» Do this
Scan the lines below for the string "JSON" and copy every one that has it.

>> Start Provided data

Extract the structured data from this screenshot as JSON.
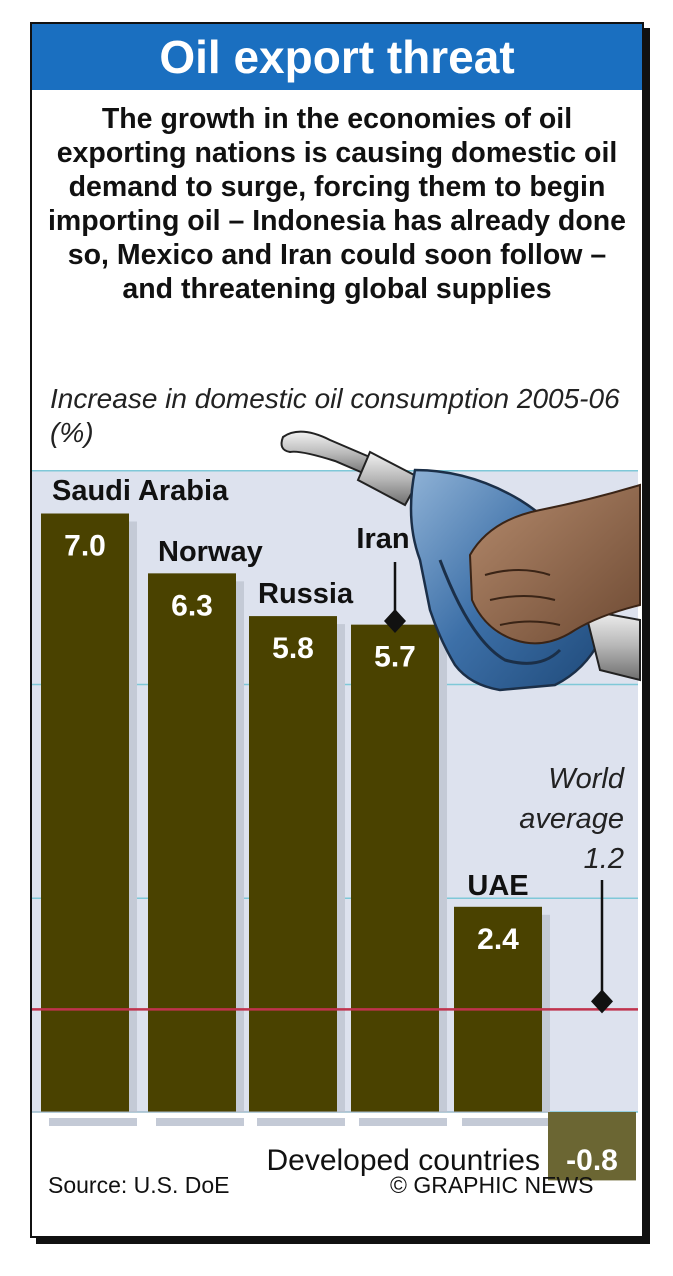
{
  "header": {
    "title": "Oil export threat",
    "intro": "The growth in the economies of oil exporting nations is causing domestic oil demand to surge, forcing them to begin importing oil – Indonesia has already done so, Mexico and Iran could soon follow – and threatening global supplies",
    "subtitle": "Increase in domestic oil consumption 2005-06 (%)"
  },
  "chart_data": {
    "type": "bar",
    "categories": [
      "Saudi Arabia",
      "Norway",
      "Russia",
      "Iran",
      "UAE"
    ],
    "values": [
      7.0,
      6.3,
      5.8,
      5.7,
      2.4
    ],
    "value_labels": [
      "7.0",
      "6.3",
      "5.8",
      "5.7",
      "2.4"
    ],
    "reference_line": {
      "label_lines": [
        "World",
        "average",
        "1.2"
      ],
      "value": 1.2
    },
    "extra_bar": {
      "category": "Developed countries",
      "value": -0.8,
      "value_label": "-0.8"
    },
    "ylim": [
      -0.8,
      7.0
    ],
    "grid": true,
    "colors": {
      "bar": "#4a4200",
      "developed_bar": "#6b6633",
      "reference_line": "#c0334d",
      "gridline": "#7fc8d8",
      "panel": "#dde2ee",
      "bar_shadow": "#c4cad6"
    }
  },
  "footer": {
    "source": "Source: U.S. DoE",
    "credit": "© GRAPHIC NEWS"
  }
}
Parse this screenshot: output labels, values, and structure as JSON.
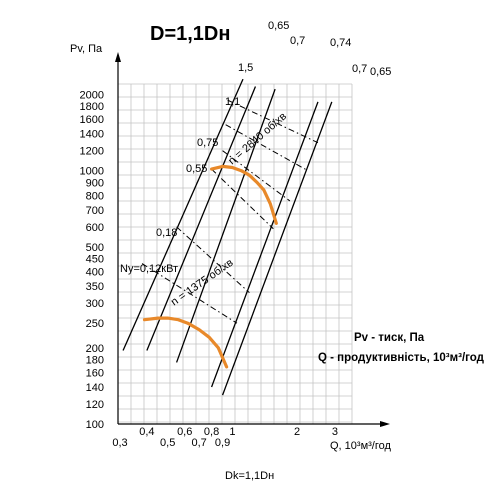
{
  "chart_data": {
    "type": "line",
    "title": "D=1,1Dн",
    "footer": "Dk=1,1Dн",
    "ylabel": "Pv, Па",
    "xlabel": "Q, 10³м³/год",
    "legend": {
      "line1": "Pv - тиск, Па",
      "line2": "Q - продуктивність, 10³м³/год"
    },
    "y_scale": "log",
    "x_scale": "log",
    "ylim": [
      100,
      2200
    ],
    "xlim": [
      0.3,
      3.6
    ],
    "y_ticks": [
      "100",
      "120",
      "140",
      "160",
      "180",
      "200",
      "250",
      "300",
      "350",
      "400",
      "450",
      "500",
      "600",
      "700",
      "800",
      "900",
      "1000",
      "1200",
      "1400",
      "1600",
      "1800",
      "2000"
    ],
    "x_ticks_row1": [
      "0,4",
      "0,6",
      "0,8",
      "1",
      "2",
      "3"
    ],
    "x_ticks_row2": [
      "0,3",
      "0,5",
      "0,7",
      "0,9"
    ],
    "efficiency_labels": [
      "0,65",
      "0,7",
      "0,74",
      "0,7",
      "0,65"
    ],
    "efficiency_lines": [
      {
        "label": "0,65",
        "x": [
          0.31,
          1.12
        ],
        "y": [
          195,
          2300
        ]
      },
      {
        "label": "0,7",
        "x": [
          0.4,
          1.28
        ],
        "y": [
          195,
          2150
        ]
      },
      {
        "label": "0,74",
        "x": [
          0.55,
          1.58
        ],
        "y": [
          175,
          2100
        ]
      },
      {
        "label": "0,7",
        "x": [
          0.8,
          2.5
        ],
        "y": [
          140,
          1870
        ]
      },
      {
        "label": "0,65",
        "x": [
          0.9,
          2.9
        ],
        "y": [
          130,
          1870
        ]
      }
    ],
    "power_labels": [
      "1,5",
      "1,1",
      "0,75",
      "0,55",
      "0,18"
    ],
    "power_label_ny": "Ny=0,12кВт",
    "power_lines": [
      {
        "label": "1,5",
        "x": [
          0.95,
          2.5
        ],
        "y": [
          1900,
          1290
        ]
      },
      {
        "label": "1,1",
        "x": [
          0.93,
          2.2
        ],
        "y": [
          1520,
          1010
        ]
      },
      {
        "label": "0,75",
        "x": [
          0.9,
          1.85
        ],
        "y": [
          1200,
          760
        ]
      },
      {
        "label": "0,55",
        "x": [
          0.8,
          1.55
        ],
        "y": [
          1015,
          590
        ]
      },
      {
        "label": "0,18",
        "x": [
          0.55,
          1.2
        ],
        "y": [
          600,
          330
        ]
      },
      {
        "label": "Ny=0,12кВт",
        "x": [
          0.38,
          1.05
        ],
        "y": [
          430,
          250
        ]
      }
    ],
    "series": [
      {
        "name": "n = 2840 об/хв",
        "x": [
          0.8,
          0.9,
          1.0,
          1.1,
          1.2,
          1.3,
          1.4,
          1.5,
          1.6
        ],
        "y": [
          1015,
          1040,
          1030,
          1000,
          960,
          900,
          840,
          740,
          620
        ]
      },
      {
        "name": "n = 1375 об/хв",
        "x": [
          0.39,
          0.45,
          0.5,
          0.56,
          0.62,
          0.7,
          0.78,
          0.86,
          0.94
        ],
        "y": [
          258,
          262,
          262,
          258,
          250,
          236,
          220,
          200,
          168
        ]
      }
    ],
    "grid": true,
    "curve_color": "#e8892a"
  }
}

>> End Provided data

» Full output
Extract the structured data from this screenshot as JSON.
Parse this screenshot: output labels, values, and structure as JSON.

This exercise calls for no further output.